## TASK OBJECTIVE
Copy, in full, each line of the material that holds the word "ऊरकर".

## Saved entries
Start

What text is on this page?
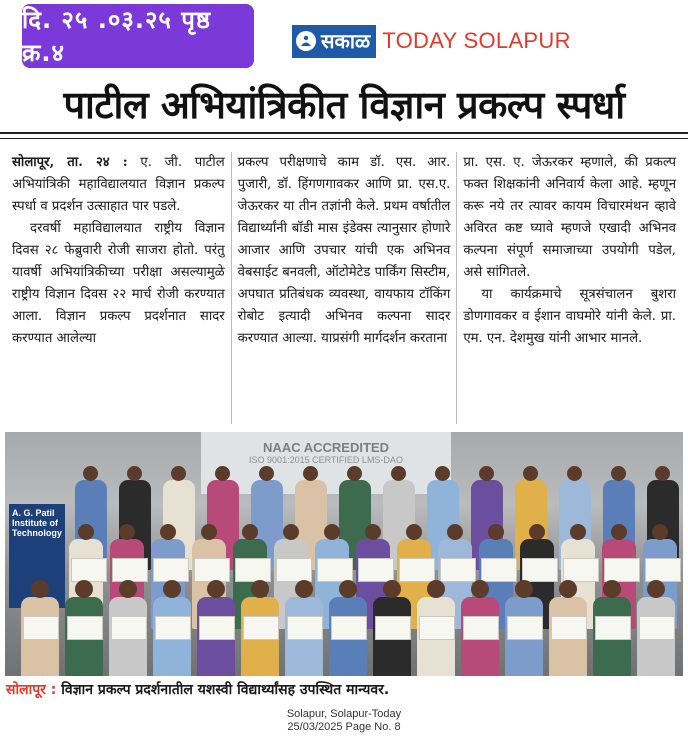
दि. २५ .०३.२५ पृष्ठ क्र.४	सकाळ TODAY SOLAPUR
पाटील अभियांत्रिकीत विज्ञान प्रकल्प स्पर्धा

सोलापूर, ता. २४ : ए. जी. पाटील अभियांत्रिकी महाविद्यालयात विज्ञान प्रकल्प स्पर्धा व प्रदर्शन उत्साहात पार पडले.

दरवर्षी महाविद्यालयात राष्ट्रीय विज्ञान दिवस २८ फेब्रुवारी रोजी साजरा होतो. परंतु यावर्षी अभियांत्रिकीच्या परीक्षा असल्यामुळे राष्ट्रीय विज्ञान दिवस २२ मार्च रोजी करण्यात आला. विज्ञान प्रकल्प प्रदर्शनात सादर करण्यात आलेल्या

प्रकल्प परीक्षणाचे काम डॉ. एस. आर. पुजारी, डॉ. हिंगणगावकर आणि प्रा. एस.ए. जेऊरकर या तीन तज्ञांनी केले. प्रथम वर्षातील विद्यार्थ्यांनी बॉडी मास इंडेक्स त्यानुसार होणारे आजार आणि उपचार यांची एक अभिनव वेबसाईट बनवली, ऑटोमेटेड पार्किंग सिस्टीम, अपघात प्रतिबंधक व्यवस्था, वायफाय टॉकिंग रोबोट इत्यादी अभिनव कल्पना सादर करण्यात आल्या. याप्रसंगी मार्गदर्शन करताना

प्रा. एस. ए. जेऊरकर म्हणाले, की प्रकल्प फक्त शिक्षकांनी अनिवार्य केला आहे. म्हणून करू नये तर त्यावर कायम विचारमंथन व्हावे अविरत कष्ट घ्यावे म्हणजे एखादी अभिनव कल्पना संपूर्ण समाजाच्या उपयोगी पडेल, असे सांगितले.

या कार्यक्रमाचे सूत्रसंचालन बुशरा डोणगावकर व ईशान वाघमोरे यांनी केले. प्रा. एम. एन. देशमुख यांनी आभार मानले.

NAAC ACCREDITED
ISO 9001:2015 CERTIFIED LMS-DAO
A. G. Patil
Institute of
Technology
सोलापूर : विज्ञान प्रकल्प प्रदर्शनातील यशस्वी विद्यार्थ्यांसह उपस्थित मान्यवर.
Solapur, Solapur-Today
25/03/2025 Page No. 8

End

## EXERCISE ANSWER
प्रकल्प परीक्षणाचे काम डॉ. एस. आर. पुजारी, डॉ. हिंगणगावकर आणि प्रा. एस.ए. जेऊरकर या तीन तज्ञांनी केले. प्रथम वर्षातील विद्यार्थ्यांनी बॉडी मास इंडेक्स त्यानुसार होणारे आजार आणि उपचार यांची एक अभिनव वेबसाईट बनवली, ऑटोमेटेड पार्किंग सिस्टीम, अपघात प्रतिबंधक व्यवस्था, वायफाय टॉकिंग रोबोट इत्यादी अभिनव कल्पना सादर करण्यात आल्या. याप्रसंगी मार्गदर्शन करताना
प्रा. एस. ए. जेऊरकर म्हणाले, की प्रकल्प फक्त शिक्षकांनी अनिवार्य केला आहे. म्हणून करू नये तर त्यावर कायम विचारमंथन व्हावे अविरत कष्ट घ्यावे म्हणजे एखादी अभिनव कल्पना संपूर्ण समाजाच्या उपयोगी पडेल, असे सांगितले.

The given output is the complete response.